Check every line below for the word "true" and copy each one that has it.

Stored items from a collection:
════════

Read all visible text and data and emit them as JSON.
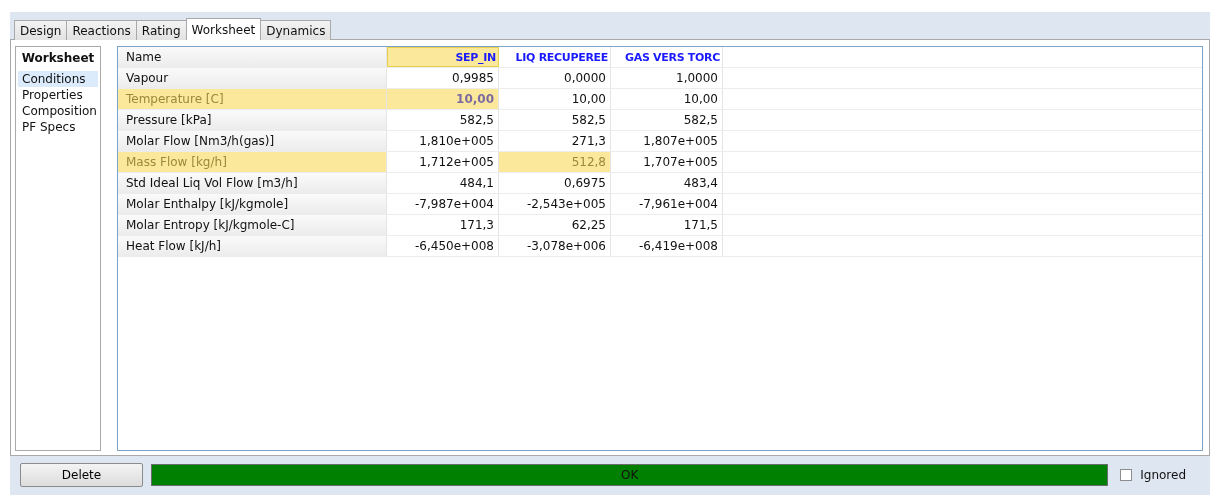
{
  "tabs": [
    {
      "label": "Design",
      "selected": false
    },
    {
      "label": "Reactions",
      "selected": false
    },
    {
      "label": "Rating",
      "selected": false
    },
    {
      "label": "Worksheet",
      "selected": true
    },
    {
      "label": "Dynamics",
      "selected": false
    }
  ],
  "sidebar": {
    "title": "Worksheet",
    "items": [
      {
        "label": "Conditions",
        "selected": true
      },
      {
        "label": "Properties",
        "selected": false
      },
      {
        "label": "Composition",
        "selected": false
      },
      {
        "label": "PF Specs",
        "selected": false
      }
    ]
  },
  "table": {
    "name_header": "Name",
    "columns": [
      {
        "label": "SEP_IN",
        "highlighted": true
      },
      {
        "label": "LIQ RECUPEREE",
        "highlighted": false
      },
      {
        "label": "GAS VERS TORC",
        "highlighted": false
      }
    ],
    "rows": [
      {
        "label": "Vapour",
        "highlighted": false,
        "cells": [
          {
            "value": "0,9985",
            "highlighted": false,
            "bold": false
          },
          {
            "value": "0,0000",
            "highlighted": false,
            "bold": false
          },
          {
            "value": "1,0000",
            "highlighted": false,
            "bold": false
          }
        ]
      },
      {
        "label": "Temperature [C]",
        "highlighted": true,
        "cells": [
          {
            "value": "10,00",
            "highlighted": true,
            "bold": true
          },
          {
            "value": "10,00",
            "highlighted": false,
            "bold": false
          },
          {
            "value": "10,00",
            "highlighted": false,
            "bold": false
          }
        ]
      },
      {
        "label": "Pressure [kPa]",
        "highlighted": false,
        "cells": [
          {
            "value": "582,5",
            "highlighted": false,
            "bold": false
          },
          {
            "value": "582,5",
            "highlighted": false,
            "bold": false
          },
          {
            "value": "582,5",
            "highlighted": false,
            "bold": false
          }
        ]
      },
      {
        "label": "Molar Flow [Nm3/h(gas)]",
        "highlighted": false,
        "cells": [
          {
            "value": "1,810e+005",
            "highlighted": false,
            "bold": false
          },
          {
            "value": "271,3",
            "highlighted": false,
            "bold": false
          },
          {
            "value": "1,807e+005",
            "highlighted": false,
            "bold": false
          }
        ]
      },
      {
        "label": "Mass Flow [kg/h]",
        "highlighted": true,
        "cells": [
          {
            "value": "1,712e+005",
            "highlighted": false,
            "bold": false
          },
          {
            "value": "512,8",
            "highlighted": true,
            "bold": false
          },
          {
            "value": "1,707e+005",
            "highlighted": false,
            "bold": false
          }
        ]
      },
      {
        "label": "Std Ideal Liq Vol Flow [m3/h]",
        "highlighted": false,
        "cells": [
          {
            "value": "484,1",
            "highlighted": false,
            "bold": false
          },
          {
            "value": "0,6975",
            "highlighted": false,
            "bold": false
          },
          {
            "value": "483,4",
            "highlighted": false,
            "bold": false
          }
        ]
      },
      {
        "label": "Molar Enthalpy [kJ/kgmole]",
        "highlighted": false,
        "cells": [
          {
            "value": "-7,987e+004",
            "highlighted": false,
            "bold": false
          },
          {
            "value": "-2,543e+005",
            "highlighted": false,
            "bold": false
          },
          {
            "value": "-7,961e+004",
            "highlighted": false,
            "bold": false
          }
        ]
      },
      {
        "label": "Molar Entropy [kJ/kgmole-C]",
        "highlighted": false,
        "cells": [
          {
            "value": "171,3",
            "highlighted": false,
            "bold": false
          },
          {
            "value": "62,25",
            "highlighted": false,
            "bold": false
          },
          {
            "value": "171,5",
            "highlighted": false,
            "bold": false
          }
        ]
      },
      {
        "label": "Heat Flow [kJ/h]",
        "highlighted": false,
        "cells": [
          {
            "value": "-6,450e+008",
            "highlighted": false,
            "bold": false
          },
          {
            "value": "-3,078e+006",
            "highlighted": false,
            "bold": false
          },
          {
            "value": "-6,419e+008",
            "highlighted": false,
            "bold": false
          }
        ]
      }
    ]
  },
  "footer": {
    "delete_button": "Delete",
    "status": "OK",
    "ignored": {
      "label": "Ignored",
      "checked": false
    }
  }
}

════════

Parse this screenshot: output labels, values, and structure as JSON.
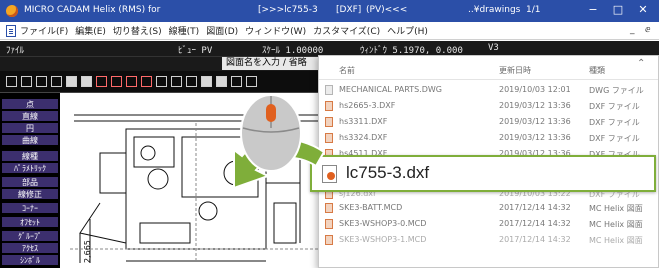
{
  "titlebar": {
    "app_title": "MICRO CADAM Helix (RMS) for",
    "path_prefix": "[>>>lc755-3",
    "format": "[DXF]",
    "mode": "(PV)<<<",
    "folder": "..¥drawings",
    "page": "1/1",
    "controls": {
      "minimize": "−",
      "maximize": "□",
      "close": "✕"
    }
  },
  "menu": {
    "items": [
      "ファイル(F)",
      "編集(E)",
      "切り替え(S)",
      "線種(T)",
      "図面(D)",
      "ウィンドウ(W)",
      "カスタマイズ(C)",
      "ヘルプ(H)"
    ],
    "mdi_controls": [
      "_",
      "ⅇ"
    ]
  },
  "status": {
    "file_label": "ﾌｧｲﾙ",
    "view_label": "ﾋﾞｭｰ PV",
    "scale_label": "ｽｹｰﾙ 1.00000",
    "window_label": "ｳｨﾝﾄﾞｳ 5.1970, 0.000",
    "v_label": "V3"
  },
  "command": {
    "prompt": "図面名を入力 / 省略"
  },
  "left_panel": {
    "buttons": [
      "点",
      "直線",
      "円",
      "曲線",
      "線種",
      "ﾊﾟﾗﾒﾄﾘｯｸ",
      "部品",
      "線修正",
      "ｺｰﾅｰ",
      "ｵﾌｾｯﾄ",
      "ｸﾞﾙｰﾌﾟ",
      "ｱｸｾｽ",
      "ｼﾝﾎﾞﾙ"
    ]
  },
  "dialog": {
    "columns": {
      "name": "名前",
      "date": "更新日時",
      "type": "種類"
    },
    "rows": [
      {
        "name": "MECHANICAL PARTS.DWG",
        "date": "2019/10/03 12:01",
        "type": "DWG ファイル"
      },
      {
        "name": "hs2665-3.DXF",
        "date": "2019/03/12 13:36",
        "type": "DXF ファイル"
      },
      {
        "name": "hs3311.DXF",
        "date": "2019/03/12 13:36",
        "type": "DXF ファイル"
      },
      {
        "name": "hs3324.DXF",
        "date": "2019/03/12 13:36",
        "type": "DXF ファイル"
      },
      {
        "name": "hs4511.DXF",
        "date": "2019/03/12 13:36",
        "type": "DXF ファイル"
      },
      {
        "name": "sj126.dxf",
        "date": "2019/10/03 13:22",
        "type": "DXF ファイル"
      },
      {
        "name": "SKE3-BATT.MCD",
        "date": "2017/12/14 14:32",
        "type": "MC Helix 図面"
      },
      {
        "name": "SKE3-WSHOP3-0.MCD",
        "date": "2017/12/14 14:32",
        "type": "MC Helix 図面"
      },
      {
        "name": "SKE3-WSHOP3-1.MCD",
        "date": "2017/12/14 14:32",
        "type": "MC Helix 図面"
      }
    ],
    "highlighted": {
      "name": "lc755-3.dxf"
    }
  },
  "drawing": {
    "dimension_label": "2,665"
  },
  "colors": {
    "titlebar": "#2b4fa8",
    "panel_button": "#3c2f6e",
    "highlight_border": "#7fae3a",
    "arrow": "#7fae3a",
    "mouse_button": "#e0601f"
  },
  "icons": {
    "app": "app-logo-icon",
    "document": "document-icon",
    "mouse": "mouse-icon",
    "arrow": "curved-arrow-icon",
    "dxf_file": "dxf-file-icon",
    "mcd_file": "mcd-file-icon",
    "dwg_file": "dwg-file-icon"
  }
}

════════

◆ RESPONSE:
      "selected": true
        "selected": true
        "highlighted": true
        "highlighted": true,
            "highlighted": true,
            "bold": true
        "highlighted": true,
            "highlighted": true,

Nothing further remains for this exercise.